- Problem details -
Would you quote the material below in full and unchanged?

==== Dataset entries

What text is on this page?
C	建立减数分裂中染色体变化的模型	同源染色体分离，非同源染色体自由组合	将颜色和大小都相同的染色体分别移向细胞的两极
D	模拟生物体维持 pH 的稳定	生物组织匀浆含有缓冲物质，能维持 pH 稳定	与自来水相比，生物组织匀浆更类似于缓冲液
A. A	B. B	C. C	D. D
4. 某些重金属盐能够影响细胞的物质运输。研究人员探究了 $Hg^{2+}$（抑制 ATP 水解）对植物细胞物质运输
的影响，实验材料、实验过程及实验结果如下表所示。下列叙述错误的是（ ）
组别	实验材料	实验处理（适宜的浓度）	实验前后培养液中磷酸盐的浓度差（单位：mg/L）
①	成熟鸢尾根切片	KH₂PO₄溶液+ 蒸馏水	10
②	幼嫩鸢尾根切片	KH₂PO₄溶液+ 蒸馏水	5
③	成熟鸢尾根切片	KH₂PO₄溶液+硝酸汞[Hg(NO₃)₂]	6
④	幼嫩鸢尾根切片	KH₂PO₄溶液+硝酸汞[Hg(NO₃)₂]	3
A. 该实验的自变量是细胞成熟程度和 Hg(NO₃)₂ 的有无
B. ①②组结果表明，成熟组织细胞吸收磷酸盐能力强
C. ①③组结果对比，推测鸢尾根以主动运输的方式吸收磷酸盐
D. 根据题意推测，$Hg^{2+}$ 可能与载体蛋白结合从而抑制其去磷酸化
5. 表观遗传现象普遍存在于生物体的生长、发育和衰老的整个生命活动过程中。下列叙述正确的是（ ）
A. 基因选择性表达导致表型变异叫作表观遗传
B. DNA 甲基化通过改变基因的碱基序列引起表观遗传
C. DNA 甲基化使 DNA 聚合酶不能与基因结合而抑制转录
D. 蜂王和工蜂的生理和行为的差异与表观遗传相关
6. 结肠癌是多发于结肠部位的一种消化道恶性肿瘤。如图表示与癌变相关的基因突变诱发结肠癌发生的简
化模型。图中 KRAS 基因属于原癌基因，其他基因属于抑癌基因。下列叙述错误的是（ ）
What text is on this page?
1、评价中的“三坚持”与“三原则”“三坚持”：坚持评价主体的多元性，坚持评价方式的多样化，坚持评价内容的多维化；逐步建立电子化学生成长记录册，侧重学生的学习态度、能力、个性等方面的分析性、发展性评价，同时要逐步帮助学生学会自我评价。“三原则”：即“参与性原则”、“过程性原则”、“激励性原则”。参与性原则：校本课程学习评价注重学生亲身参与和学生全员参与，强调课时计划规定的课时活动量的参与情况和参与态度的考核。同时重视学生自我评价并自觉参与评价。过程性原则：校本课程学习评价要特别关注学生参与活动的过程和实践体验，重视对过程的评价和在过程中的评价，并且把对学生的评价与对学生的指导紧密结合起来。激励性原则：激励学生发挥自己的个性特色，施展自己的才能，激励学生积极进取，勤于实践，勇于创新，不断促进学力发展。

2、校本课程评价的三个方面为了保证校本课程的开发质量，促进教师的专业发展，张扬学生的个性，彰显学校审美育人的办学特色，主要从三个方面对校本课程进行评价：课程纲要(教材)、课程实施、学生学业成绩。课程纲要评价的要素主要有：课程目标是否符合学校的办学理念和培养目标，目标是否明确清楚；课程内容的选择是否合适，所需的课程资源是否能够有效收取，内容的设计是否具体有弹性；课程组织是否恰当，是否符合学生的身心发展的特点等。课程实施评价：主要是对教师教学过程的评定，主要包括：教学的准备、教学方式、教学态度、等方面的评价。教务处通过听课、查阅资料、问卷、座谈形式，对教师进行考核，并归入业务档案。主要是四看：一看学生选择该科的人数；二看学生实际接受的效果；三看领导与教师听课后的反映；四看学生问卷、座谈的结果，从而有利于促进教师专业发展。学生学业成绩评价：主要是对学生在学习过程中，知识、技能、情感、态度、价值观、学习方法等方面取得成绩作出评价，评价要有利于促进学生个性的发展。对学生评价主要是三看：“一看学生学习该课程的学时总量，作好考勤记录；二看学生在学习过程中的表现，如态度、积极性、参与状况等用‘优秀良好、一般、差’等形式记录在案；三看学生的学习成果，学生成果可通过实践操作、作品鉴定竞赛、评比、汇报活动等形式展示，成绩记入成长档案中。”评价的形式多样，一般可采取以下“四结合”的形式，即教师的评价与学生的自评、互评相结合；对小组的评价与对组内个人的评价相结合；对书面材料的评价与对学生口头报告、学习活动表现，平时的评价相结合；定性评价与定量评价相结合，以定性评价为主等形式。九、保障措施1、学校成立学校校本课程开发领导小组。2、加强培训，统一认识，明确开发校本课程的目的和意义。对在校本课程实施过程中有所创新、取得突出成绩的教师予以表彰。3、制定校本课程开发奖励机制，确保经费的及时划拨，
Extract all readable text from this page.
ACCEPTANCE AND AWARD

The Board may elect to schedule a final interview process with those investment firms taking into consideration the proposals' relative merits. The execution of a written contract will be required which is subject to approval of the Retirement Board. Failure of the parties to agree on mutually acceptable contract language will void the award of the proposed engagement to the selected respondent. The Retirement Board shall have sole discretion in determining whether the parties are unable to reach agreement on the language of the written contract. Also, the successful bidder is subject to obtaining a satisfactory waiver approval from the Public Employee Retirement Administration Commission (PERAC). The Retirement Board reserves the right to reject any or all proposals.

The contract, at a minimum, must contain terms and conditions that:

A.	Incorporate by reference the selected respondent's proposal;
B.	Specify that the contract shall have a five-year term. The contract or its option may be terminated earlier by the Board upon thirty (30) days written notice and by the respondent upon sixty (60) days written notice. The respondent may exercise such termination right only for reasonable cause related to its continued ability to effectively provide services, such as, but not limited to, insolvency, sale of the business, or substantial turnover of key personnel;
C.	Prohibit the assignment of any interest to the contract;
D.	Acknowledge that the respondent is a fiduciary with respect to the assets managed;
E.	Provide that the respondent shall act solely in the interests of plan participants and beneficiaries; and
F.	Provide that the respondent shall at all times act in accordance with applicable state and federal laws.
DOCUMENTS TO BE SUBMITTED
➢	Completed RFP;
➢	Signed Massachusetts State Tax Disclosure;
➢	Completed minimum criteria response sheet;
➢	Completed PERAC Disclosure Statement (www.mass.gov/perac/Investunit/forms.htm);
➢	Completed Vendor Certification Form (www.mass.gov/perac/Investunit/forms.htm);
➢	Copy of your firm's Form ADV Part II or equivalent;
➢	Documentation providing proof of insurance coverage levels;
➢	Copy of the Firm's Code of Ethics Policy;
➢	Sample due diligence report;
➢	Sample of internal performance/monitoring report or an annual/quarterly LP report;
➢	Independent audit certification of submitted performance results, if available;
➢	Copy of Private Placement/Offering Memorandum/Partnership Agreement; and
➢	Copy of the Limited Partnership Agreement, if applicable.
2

========

- Complete response -
What text is on this page?
C	建立减数分裂中染色体变化的模型	同源染色体分离，非同源染色体自由组合	将颜色和大小都相同的染色体分别移向细胞的两极
D	模拟生物体维持 pH 的稳定	生物组织匀浆含有缓冲物质，能维持 pH 稳定	与自来水相比，生物组织匀浆更类似于缓冲液
A. A	B. B	C. C	D. D
4. 某些重金属盐能够影响细胞的物质运输。研究人员探究了 $Hg^{2+}$（抑制 ATP 水解）对植物细胞物质运输
的影响，实验材料、实验过程及实验结果如下表所示。下列叙述错误的是（ ）
组别	实验材料	实验处理（适宜的浓度）	实验前后培养液中磷酸盐的浓度差（单位：mg/L）
①	成熟鸢尾根切片	KH₂PO₄溶液+ 蒸馏水	10
②	幼嫩鸢尾根切片	KH₂PO₄溶液+ 蒸馏水	5
③	成熟鸢尾根切片	KH₂PO₄溶液+硝酸汞[Hg(NO₃)₂]	6
④	幼嫩鸢尾根切片	KH₂PO₄溶液+硝酸汞[Hg(NO₃)₂]	3
A. 该实验的自变量是细胞成熟程度和 Hg(NO₃)₂ 的有无
B. ①②组结果表明，成熟组织细胞吸收磷酸盐能力强
C. ①③组结果对比，推测鸢尾根以主动运输的方式吸收磷酸盐
D. 根据题意推测，$Hg^{2+}$ 可能与载体蛋白结合从而抑制其去磷酸化
5. 表观遗传现象普遍存在于生物体的生长、发育和衰老的整个生命活动过程中。下列叙述正确的是（ ）
A. 基因选择性表达导致表型变异叫作表观遗传
B. DNA 甲基化通过改变基因的碱基序列引起表观遗传
C. DNA 甲基化使 DNA 聚合酶不能与基因结合而抑制转录
D. 蜂王和工蜂的生理和行为的差异与表观遗传相关
6. 结肠癌是多发于结肠部位的一种消化道恶性肿瘤。如图表示与癌变相关的基因突变诱发结肠癌发生的简
化模型。图中 KRAS 基因属于原癌基因，其他基因属于抑癌基因。下列叙述错误的是（ ）
What text is on this page?
1、评价中的“三坚持”与“三原则”“三坚持”：坚持评价主体的多元性，坚持评价方式的多样化，坚持评价内容的多维化；逐步建立电子化学生成长记录册，侧重学生的学习态度、能力、个性等方面的分析性、发展性评价，同时要逐步帮助学生学会自我评价。“三原则”：即“参与性原则”、“过程性原则”、“激励性原则”。参与性原则：校本课程学习评价注重学生亲身参与和学生全员参与，强调课时计划规定的课时活动量的参与情况和参与态度的考核。同时重视学生自我评价并自觉参与评价。过程性原则：校本课程学习评价要特别关注学生参与活动的过程和实践体验，重视对过程的评价和在过程中的评价，并且把对学生的评价与对学生的指导紧密结合起来。激励性原则：激励学生发挥自己的个性特色，施展自己的才能，激励学生积极进取，勤于实践，勇于创新，不断促进学力发展。

2、校本课程评价的三个方面为了保证校本课程的开发质量，促进教师的专业发展，张扬学生的个性，彰显学校审美育人的办学特色，主要从三个方面对校本课程进行评价：课程纲要(教材)、课程实施、学生学业成绩。课程纲要评价的要素主要有：课程目标是否符合学校的办学理念和培养目标，目标是否明确清楚；课程内容的选择是否合适，所需的课程资源是否能够有效收取，内容的设计是否具体有弹性；课程组织是否恰当，是否符合学生的身心发展的特点等。课程实施评价：主要是对教师教学过程的评定，主要包括：教学的准备、教学方式、教学态度、等方面的评价。教务处通过听课、查阅资料、问卷、座谈形式，对教师进行考核，并归入业务档案。主要是四看：一看学生选择该科的人数；二看学生实际接受的效果；三看领导与教师听课后的反映；四看学生问卷、座谈的结果，从而有利于促进教师专业发展。学生学业成绩评价：主要是对学生在学习过程中，知识、技能、情感、态度、价值观、学习方法等方面取得成绩作出评价，评价要有利于促进学生个性的发展。对学生评价主要是三看：“一看学生学习该课程的学时总量，作好考勤记录；二看学生在学习过程中的表现，如态度、积极性、参与状况等用‘优秀良好、一般、差’等形式记录在案；三看学生的学习成果，学生成果可通过实践操作、作品鉴定竞赛、评比、汇报活动等形式展示，成绩记入成长档案中。”评价的形式多样，一般可采取以下“四结合”的形式，即教师的评价与学生的自评、互评相结合；对小组的评价与对组内个人的评价相结合；对书面材料的评价与对学生口头报告、学习活动表现，平时的评价相结合；定性评价与定量评价相结合，以定性评价为主等形式。九、保障措施1、学校成立学校校本课程开发领导小组。2、加强培训，统一认识，明确开发校本课程的目的和意义。对在校本课程实施过程中有所创新、取得突出成绩的教师予以表彰。3、制定校本课程开发奖励机制，确保经费的及时划拨，
Extract all readable text from this page.
ACCEPTANCE AND AWARD

The Board may elect to schedule a final interview process with those investment firms taking into consideration the proposals' relative merits. The execution of a written contract will be required which is subject to approval of the Retirement Board. Failure of the parties to agree on mutually acceptable contract language will void the award of the proposed engagement to the selected respondent. The Retirement Board shall have sole discretion in determining whether the parties are unable to reach agreement on the language of the written contract. Also, the successful bidder is subject to obtaining a satisfactory waiver approval from the Public Employee Retirement Administration Commission (PERAC). The Retirement Board reserves the right to reject any or all proposals.

The contract, at a minimum, must contain terms and conditions that:

A.	Incorporate by reference the selected respondent's proposal;
B.	Specify that the contract shall have a five-year term. The contract or its option may be terminated earlier by the Board upon thirty (30) days written notice and by the respondent upon sixty (60) days written notice. The respondent may exercise such termination right only for reasonable cause related to its continued ability to effectively provide services, such as, but not limited to, insolvency, sale of the business, or substantial turnover of key personnel;
C.	Prohibit the assignment of any interest to the contract;
D.	Acknowledge that the respondent is a fiduciary with respect to the assets managed;
E.	Provide that the respondent shall act solely in the interests of plan participants and beneficiaries; and
F.	Provide that the respondent shall at all times act in accordance with applicable state and federal laws.
DOCUMENTS TO BE SUBMITTED
➢	Completed RFP;
➢	Signed Massachusetts State Tax Disclosure;
➢	Completed minimum criteria response sheet;
➢	Completed PERAC Disclosure Statement (www.mass.gov/perac/Investunit/forms.htm);
➢	Completed Vendor Certification Form (www.mass.gov/perac/Investunit/forms.htm);
➢	Copy of your firm's Form ADV Part II or equivalent;
➢	Documentation providing proof of insurance coverage levels;
➢	Copy of the Firm's Code of Ethics Policy;
➢	Sample due diligence report;
➢	Sample of internal performance/monitoring report or an annual/quarterly LP report;
➢	Independent audit certification of submitted performance results, if available;
➢	Copy of Private Placement/Offering Memorandum/Partnership Agreement; and
➢	Copy of the Limited Partnership Agreement, if applicable.
2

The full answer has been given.